Brief:
Write out each entry again. Keep every word exactly as it is.

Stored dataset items
"""

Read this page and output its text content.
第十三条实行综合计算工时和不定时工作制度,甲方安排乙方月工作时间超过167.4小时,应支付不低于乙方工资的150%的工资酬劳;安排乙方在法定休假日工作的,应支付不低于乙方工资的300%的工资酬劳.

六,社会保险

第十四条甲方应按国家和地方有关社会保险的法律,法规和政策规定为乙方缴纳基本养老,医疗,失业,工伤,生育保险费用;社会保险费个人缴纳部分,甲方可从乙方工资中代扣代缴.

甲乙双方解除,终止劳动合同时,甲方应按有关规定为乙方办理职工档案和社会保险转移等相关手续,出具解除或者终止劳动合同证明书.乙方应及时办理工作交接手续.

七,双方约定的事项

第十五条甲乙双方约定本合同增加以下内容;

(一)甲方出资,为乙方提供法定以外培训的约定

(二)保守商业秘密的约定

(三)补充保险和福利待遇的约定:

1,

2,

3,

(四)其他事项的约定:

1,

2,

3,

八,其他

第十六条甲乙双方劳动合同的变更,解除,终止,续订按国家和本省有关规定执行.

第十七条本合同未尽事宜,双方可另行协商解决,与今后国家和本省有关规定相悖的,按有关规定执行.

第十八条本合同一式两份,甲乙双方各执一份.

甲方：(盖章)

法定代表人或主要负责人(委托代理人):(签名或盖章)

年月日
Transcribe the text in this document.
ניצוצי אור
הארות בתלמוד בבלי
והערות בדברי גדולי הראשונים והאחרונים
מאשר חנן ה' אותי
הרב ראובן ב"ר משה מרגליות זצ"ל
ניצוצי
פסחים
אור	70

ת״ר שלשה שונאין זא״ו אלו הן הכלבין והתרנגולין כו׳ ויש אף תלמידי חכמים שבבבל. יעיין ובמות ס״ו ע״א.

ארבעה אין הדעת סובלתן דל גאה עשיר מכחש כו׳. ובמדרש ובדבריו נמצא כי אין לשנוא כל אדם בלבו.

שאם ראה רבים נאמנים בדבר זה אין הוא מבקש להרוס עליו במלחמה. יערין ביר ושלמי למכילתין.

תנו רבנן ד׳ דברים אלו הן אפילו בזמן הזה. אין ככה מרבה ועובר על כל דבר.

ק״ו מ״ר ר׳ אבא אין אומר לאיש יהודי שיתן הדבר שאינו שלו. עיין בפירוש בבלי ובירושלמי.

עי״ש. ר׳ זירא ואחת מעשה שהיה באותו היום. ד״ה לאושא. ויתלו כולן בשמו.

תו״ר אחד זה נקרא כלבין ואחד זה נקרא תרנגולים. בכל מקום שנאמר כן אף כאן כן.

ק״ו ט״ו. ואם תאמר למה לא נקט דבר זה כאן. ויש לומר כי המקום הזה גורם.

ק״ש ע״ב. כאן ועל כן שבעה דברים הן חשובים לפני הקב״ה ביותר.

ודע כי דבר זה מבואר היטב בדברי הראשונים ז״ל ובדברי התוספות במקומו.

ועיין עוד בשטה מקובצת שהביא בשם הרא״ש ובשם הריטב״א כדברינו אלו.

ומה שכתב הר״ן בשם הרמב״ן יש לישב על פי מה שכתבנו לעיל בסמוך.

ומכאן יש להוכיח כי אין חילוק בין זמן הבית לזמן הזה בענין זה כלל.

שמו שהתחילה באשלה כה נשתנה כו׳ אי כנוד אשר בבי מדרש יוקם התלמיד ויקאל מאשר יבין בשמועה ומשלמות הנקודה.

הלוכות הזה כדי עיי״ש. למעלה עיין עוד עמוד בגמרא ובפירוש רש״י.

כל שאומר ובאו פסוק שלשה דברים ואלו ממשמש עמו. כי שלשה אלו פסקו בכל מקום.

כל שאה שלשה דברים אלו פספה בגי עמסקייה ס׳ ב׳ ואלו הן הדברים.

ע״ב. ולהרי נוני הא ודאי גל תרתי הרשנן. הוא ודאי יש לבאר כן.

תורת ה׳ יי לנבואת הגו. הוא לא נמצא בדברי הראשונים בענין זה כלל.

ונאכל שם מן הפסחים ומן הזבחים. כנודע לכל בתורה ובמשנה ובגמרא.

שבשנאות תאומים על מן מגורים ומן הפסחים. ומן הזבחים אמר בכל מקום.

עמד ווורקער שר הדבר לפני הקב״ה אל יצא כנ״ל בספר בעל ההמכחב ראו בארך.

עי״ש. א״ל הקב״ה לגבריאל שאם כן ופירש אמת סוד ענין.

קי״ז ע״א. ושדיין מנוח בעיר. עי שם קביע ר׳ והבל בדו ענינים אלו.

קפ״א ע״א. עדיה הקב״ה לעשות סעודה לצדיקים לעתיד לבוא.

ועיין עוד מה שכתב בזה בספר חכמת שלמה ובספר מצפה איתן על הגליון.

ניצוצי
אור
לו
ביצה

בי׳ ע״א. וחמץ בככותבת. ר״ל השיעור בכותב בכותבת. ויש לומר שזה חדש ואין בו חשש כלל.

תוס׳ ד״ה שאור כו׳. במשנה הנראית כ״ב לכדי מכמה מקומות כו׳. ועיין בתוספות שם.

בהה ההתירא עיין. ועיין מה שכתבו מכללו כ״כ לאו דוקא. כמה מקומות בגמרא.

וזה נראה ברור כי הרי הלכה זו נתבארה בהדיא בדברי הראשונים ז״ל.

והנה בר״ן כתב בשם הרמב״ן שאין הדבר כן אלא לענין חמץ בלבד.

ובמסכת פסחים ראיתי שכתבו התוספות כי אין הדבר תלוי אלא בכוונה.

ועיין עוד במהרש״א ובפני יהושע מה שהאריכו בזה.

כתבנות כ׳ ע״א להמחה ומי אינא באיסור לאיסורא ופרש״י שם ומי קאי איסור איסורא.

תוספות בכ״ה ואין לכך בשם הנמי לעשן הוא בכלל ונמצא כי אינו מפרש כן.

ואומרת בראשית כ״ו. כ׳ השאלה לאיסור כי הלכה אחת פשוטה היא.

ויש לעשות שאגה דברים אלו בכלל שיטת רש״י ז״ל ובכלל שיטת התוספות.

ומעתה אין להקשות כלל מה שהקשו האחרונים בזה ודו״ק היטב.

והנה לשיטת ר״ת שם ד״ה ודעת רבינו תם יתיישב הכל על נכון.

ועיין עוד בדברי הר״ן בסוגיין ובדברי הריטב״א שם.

"""

Complete response:
Read this page and output its text content.
第十三条实行综合计算工时和不定时工作制度,甲方安排乙方月工作时间超过167.4小时,应支付不低于乙方工资的150%的工资酬劳;安排乙方在法定休假日工作的,应支付不低于乙方工资的300%的工资酬劳.

六,社会保险

第十四条甲方应按国家和地方有关社会保险的法律,法规和政策规定为乙方缴纳基本养老,医疗,失业,工伤,生育保险费用;社会保险费个人缴纳部分,甲方可从乙方工资中代扣代缴.

甲乙双方解除,终止劳动合同时,甲方应按有关规定为乙方办理职工档案和社会保险转移等相关手续,出具解除或者终止劳动合同证明书.乙方应及时办理工作交接手续.

七,双方约定的事项

第十五条甲乙双方约定本合同增加以下内容;

(一)甲方出资,为乙方提供法定以外培训的约定

(二)保守商业秘密的约定

(三)补充保险和福利待遇的约定:

1,

2,

3,

(四)其他事项的约定:

1,

2,

3,

八,其他

第十六条甲乙双方劳动合同的变更,解除,终止,续订按国家和本省有关规定执行.

第十七条本合同未尽事宜,双方可另行协商解决,与今后国家和本省有关规定相悖的,按有关规定执行.

第十八条本合同一式两份,甲乙双方各执一份.

甲方：(盖章)

法定代表人或主要负责人(委托代理人):(签名或盖章)

年月日
Transcribe the text in this document.
ניצוצי אור
הארות בתלמוד בבלי
והערות בדברי גדולי הראשונים והאחרונים
מאשר חנן ה' אותי
הרב ראובן ב"ר משה מרגליות זצ"ל
ניצוצי
פסחים
אור	70

ת״ר שלשה שונאין זא״ו אלו הן הכלבין והתרנגולין כו׳ ויש אף תלמידי חכמים שבבבל. יעיין ובמות ס״ו ע״א.

ארבעה אין הדעת סובלתן דל גאה עשיר מכחש כו׳. ובמדרש ובדבריו נמצא כי אין לשנוא כל אדם בלבו.

שאם ראה רבים נאמנים בדבר זה אין הוא מבקש להרוס עליו במלחמה. יערין ביר ושלמי למכילתין.

תנו רבנן ד׳ דברים אלו הן אפילו בזמן הזה. אין ככה מרבה ועובר על כל דבר.

ק״ו מ״ר ר׳ אבא אין אומר לאיש יהודי שיתן הדבר שאינו שלו. עיין בפירוש בבלי ובירושלמי.

עי״ש. ר׳ זירא ואחת מעשה שהיה באותו היום. ד״ה לאושא. ויתלו כולן בשמו.

תו״ר אחד זה נקרא כלבין ואחד זה נקרא תרנגולים. בכל מקום שנאמר כן אף כאן כן.

ק״ו ט״ו. ואם תאמר למה לא נקט דבר זה כאן. ויש לומר כי המקום הזה גורם.

ק״ש ע״ב. כאן ועל כן שבעה דברים הן חשובים לפני הקב״ה ביותר.

ודע כי דבר זה מבואר היטב בדברי הראשונים ז״ל ובדברי התוספות במקומו.

ועיין עוד בשטה מקובצת שהביא בשם הרא״ש ובשם הריטב״א כדברינו אלו.

ומה שכתב הר״ן בשם הרמב״ן יש לישב על פי מה שכתבנו לעיל בסמוך.

ומכאן יש להוכיח כי אין חילוק בין זמן הבית לזמן הזה בענין זה כלל.

שמו שהתחילה באשלה כה נשתנה כו׳ אי כנוד אשר בבי מדרש יוקם התלמיד ויקאל מאשר יבין בשמועה ומשלמות הנקודה.

הלוכות הזה כדי עיי״ש. למעלה עיין עוד עמוד בגמרא ובפירוש רש״י.

כל שאומר ובאו פסוק שלשה דברים ואלו ממשמש עמו. כי שלשה אלו פסקו בכל מקום.

כל שאה שלשה דברים אלו פספה בגי עמסקייה ס׳ ב׳ ואלו הן הדברים.

ע״ב. ולהרי נוני הא ודאי גל תרתי הרשנן. הוא ודאי יש לבאר כן.

תורת ה׳ יי לנבואת הגו. הוא לא נמצא בדברי הראשונים בענין זה כלל.

ונאכל שם מן הפסחים ומן הזבחים. כנודע לכל בתורה ובמשנה ובגמרא.

שבשנאות תאומים על מן מגורים ומן הפסחים. ומן הזבחים אמר בכל מקום.

עמד ווורקער שר הדבר לפני הקב״ה אל יצא כנ״ל בספר בעל ההמכחב ראו בארך.

עי״ש. א״ל הקב״ה לגבריאל שאם כן ופירש אמת סוד ענין.

קי״ז ע״א. ושדיין מנוח בעיר. עי שם קביע ר׳ והבל בדו ענינים אלו.

קפ״א ע״א. עדיה הקב״ה לעשות סעודה לצדיקים לעתיד לבוא.

ועיין עוד מה שכתב בזה בספר חכמת שלמה ובספר מצפה איתן על הגליון.

ניצוצי
אור
לו
ביצה

בי׳ ע״א. וחמץ בככותבת. ר״ל השיעור בכותב בכותבת. ויש לומר שזה חדש ואין בו חשש כלל.

תוס׳ ד״ה שאור כו׳. במשנה הנראית כ״ב לכדי מכמה מקומות כו׳. ועיין בתוספות שם.

בהה ההתירא עיין. ועיין מה שכתבו מכללו כ״כ לאו דוקא. כמה מקומות בגמרא.

וזה נראה ברור כי הרי הלכה זו נתבארה בהדיא בדברי הראשונים ז״ל.

והנה בר״ן כתב בשם הרמב״ן שאין הדבר כן אלא לענין חמץ בלבד.

ובמסכת פסחים ראיתי שכתבו התוספות כי אין הדבר תלוי אלא בכוונה.

ועיין עוד במהרש״א ובפני יהושע מה שהאריכו בזה.

כתבנות כ׳ ע״א להמחה ומי אינא באיסור לאיסורא ופרש״י שם ומי קאי איסור איסורא.

תוספות בכ״ה ואין לכך בשם הנמי לעשן הוא בכלל ונמצא כי אינו מפרש כן.

ואומרת בראשית כ״ו. כ׳ השאלה לאיסור כי הלכה אחת פשוטה היא.

ויש לעשות שאגה דברים אלו בכלל שיטת רש״י ז״ל ובכלל שיטת התוספות.

ומעתה אין להקשות כלל מה שהקשו האחרונים בזה ודו״ק היטב.

והנה לשיטת ר״ת שם ד״ה ודעת רבינו תם יתיישב הכל על נכון.

ועיין עוד בדברי הר״ן בסוגיין ובדברי הריטב״א שם.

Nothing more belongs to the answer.